Find each line of the records that contains the string "name", matching case, and copy those lines.

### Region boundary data
______________________________

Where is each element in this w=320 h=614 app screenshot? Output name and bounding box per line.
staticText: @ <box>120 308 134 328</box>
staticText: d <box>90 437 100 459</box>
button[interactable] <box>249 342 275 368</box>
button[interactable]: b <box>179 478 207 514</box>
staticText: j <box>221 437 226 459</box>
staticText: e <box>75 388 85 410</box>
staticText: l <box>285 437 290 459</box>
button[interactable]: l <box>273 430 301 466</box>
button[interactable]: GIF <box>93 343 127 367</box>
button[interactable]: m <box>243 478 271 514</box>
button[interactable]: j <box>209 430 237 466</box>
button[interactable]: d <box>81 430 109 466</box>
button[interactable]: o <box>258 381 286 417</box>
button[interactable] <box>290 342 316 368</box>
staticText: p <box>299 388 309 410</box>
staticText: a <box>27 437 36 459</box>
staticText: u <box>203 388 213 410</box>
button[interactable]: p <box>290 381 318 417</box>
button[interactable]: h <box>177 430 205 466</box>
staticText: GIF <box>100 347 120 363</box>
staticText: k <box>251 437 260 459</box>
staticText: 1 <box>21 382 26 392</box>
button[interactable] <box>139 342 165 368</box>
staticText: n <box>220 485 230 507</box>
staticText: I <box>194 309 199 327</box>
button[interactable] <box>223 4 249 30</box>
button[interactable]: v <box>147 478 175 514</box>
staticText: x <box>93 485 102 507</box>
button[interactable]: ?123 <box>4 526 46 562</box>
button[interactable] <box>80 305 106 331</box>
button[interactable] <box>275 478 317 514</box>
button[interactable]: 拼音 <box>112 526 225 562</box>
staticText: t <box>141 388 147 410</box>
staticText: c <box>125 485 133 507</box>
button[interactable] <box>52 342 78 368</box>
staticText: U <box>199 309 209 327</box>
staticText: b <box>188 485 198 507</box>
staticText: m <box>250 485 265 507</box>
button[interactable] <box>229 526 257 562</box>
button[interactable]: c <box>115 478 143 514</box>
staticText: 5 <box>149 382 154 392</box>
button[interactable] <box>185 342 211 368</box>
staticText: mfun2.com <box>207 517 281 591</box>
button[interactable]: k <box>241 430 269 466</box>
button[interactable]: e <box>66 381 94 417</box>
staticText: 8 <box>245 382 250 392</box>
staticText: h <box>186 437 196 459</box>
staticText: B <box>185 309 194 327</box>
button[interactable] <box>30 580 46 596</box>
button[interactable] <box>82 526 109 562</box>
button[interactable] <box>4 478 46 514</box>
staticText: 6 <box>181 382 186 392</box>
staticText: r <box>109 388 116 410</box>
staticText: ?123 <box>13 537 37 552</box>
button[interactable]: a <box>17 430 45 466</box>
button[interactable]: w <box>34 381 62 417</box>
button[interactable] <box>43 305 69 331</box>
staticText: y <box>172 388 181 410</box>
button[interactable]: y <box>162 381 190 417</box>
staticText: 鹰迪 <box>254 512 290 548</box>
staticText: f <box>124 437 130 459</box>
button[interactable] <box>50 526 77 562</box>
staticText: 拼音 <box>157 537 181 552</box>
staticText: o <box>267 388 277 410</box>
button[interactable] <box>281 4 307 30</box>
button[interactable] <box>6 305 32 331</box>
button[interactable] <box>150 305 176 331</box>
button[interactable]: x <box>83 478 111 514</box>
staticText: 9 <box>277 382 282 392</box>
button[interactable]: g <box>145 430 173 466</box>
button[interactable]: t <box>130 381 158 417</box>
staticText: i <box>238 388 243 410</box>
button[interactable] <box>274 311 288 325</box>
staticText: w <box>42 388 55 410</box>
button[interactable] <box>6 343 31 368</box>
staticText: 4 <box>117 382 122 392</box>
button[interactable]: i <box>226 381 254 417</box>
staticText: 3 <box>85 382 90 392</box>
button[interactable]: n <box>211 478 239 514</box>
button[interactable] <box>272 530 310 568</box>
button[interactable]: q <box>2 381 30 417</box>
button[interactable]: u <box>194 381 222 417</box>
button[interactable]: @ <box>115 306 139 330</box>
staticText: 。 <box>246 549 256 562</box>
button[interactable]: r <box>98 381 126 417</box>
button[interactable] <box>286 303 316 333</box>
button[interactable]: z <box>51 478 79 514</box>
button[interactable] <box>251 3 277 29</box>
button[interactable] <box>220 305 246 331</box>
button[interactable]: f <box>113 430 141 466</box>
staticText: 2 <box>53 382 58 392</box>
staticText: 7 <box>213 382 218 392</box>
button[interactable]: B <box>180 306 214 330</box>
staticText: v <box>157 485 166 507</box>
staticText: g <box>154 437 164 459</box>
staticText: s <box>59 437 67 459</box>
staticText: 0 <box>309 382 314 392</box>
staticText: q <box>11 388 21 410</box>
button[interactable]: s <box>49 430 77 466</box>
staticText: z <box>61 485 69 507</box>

______________________________

### Full answer
Where is each element in this w=320 h=614 app screenshot? Output name and bounding box per line.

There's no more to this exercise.